[Supplied records start]

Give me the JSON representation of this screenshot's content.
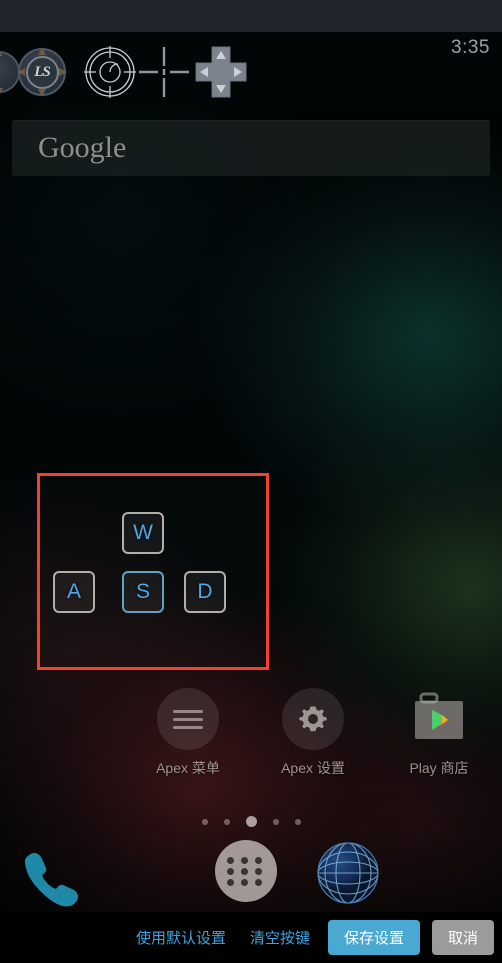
{
  "status_bar": {
    "clock": "3:35"
  },
  "gamepad_toolbar": {
    "icons": [
      {
        "name": "dpad-partial-icon",
        "label": ""
      },
      {
        "name": "left-stick-icon",
        "label": "LS"
      },
      {
        "name": "target-reticle-icon",
        "label": ""
      },
      {
        "name": "crosshair-icon",
        "label": ""
      },
      {
        "name": "dpad-icon",
        "label": ""
      }
    ]
  },
  "search_widget": {
    "brand": "Google",
    "placeholder": "Google"
  },
  "key_mapping": {
    "keys": [
      {
        "label": "W",
        "selected": false
      },
      {
        "label": "A",
        "selected": false
      },
      {
        "label": "S",
        "selected": true
      },
      {
        "label": "D",
        "selected": false
      }
    ],
    "selection_color": "#f4402e",
    "key_text_color": "#4ea7e8",
    "key_border_color": "#b4aeab",
    "key_selected_border_color": "#5fa3c0"
  },
  "home_screen": {
    "apps": [
      {
        "label": "Apex 菜单",
        "icon": "menu-icon"
      },
      {
        "label": "Apex 设置",
        "icon": "gear-icon"
      },
      {
        "label": "Play 商店",
        "icon": "play-store-icon"
      }
    ],
    "page_dots": {
      "count": 5,
      "active_index": 2
    },
    "dock": [
      {
        "label": "Phone",
        "icon": "phone-icon"
      },
      {
        "label": "Apps",
        "icon": "app-drawer-icon"
      },
      {
        "label": "Browser",
        "icon": "globe-icon"
      }
    ]
  },
  "action_bar": {
    "use_default_label": "使用默认设置",
    "clear_keys_label": "清空按键",
    "save_label": "保存设置",
    "cancel_label": "取消",
    "link_color": "#3ba3e0",
    "save_color": "#4aa9d2",
    "cancel_color": "#9b9b9b"
  }
}
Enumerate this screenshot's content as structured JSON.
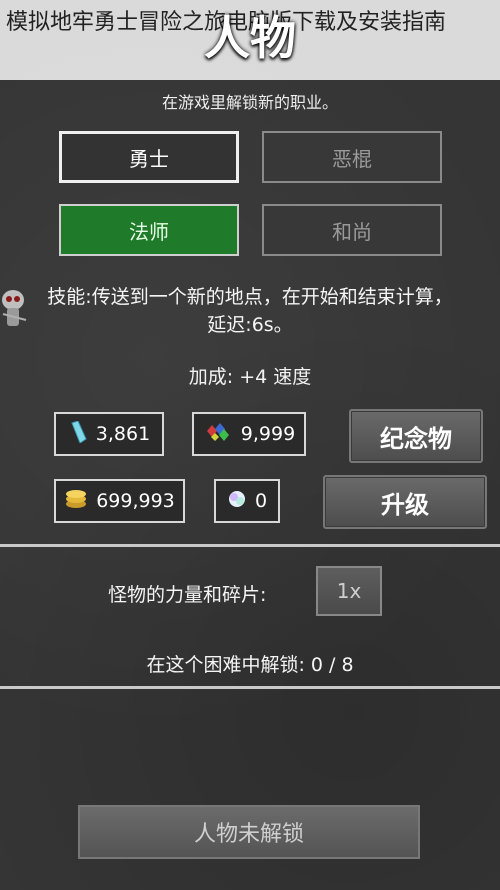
{
  "overlay_title": "模拟地牢勇士冒险之旅电脑版下载及安装指南",
  "screen_title": "人物",
  "subtitle": "在游戏里解锁新的职业。",
  "classes": [
    {
      "label": "勇士"
    },
    {
      "label": "恶棍"
    },
    {
      "label": "法师"
    },
    {
      "label": "和尚"
    }
  ],
  "skill_text_line1": "技能:传送到一个新的地点，在开始和结束计算，",
  "skill_text_line2": "延迟:6s。",
  "bonus_text": "加成: +4 速度",
  "resources": {
    "crystals": "3,861",
    "gems": "9,999",
    "gold": "699,993",
    "orbs": "0"
  },
  "buttons": {
    "souvenir": "纪念物",
    "upgrade": "升级",
    "multiplier": "1x",
    "character_locked": "人物未解锁"
  },
  "monster_power_label": "怪物的力量和碎片:",
  "unlock_progress_text": "在这个困难中解锁: 0 / 8",
  "icons": {
    "crystal": "crystal-icon",
    "gems": "gems-icon",
    "gold": "gold-icon",
    "orb": "orb-icon"
  },
  "colors": {
    "background": "#353535",
    "active_class": "#1f7a2a"
  }
}
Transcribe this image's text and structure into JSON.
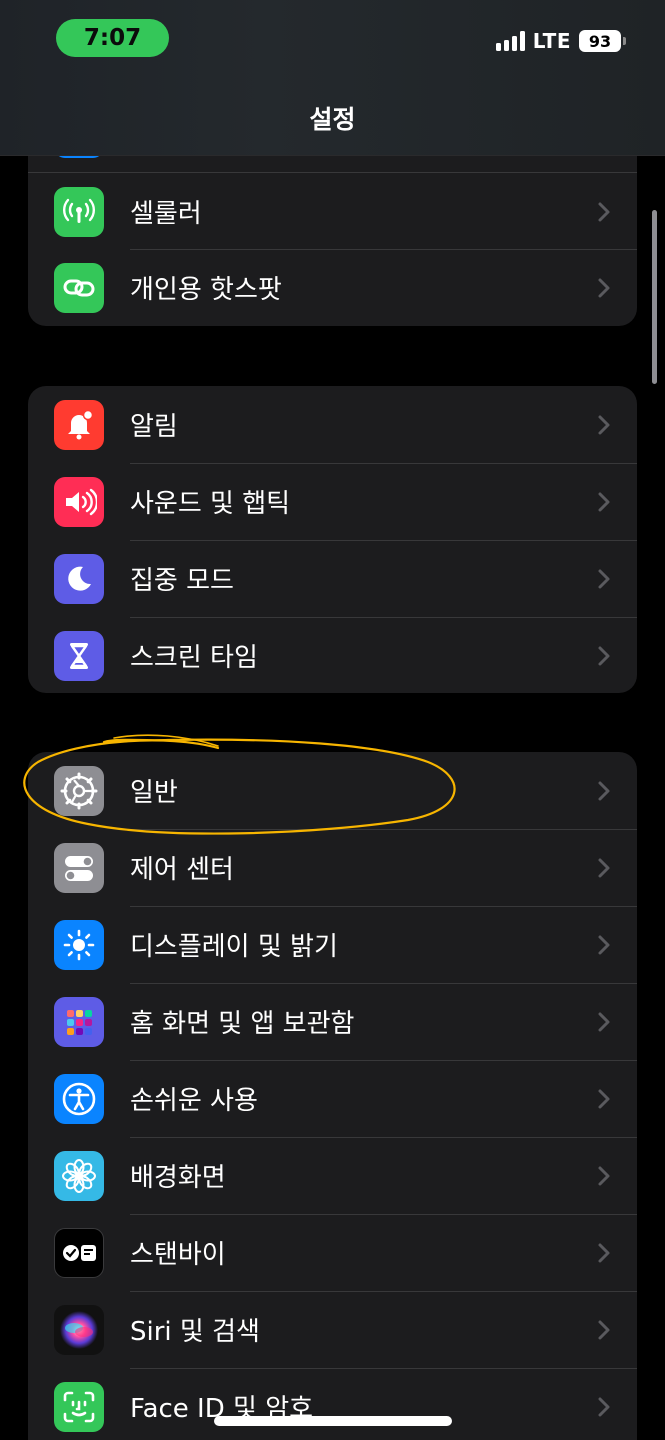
{
  "status_bar": {
    "time": "7:07",
    "network": "LTE",
    "battery": "93"
  },
  "header": {
    "title": "설정"
  },
  "groups": [
    {
      "items": [
        {
          "label": "셀룰러",
          "icon": "antenna-icon",
          "color": "#34c759"
        },
        {
          "label": "개인용 핫스팟",
          "icon": "link-icon",
          "color": "#34c759"
        }
      ]
    },
    {
      "items": [
        {
          "label": "알림",
          "icon": "bell-icon",
          "color": "#ff3b30"
        },
        {
          "label": "사운드 및 햅틱",
          "icon": "speaker-icon",
          "color": "#ff2d55"
        },
        {
          "label": "집중 모드",
          "icon": "moon-icon",
          "color": "#5e5ce6"
        },
        {
          "label": "스크린 타임",
          "icon": "hourglass-icon",
          "color": "#5e5ce6"
        }
      ]
    },
    {
      "items": [
        {
          "label": "일반",
          "icon": "gear-icon",
          "color": "#8e8e93"
        },
        {
          "label": "제어 센터",
          "icon": "toggles-icon",
          "color": "#8e8e93"
        },
        {
          "label": "디스플레이 및 밝기",
          "icon": "sun-icon",
          "color": "#0a84ff"
        },
        {
          "label": "홈 화면 및 앱 보관함",
          "icon": "app-grid-icon",
          "color": "#5e5ce6"
        },
        {
          "label": "손쉬운 사용",
          "icon": "accessibility-icon",
          "color": "#0a84ff"
        },
        {
          "label": "배경화면",
          "icon": "flower-icon",
          "color": "#35b9e6"
        },
        {
          "label": "스탠바이",
          "icon": "standby-icon",
          "color": "#000000"
        },
        {
          "label": "Siri 및 검색",
          "icon": "siri-icon",
          "color": "#1a1a1a"
        },
        {
          "label": "Face ID 및 암호",
          "icon": "face-id-icon",
          "color": "#34c759"
        }
      ]
    }
  ],
  "colors": {
    "background": "#000000",
    "group_background": "#1c1c1e",
    "separator": "#38383a",
    "time_pill": "#34c759",
    "highlight": "#f7b500"
  }
}
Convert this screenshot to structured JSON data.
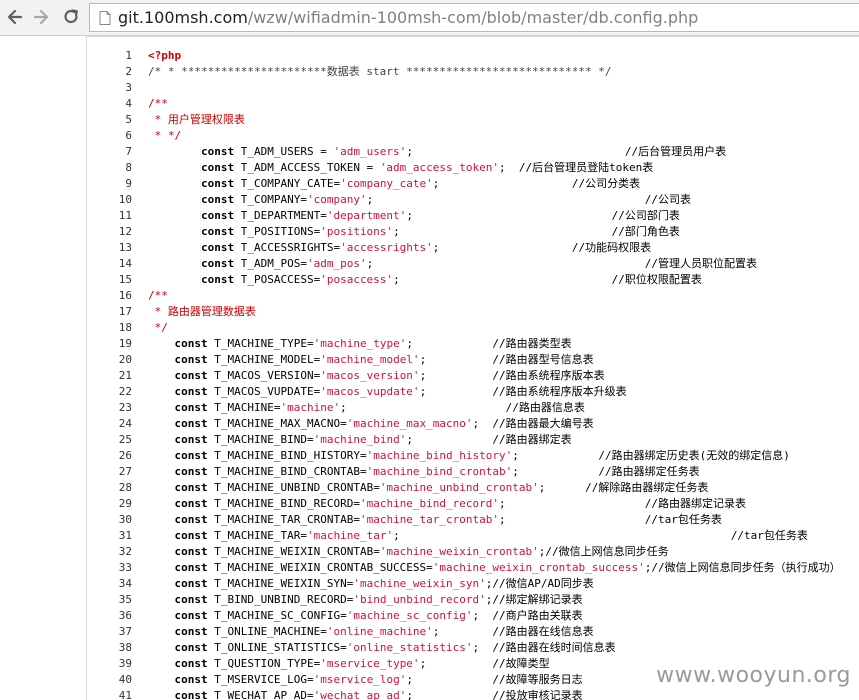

[Supplied records end]

__Task__. Pull every line containing "content" out of the data above.

__Output of the exercise__.
Give me the JSON representation of this screenshot's content.
Enumerate this screenshot's content as structured JSON.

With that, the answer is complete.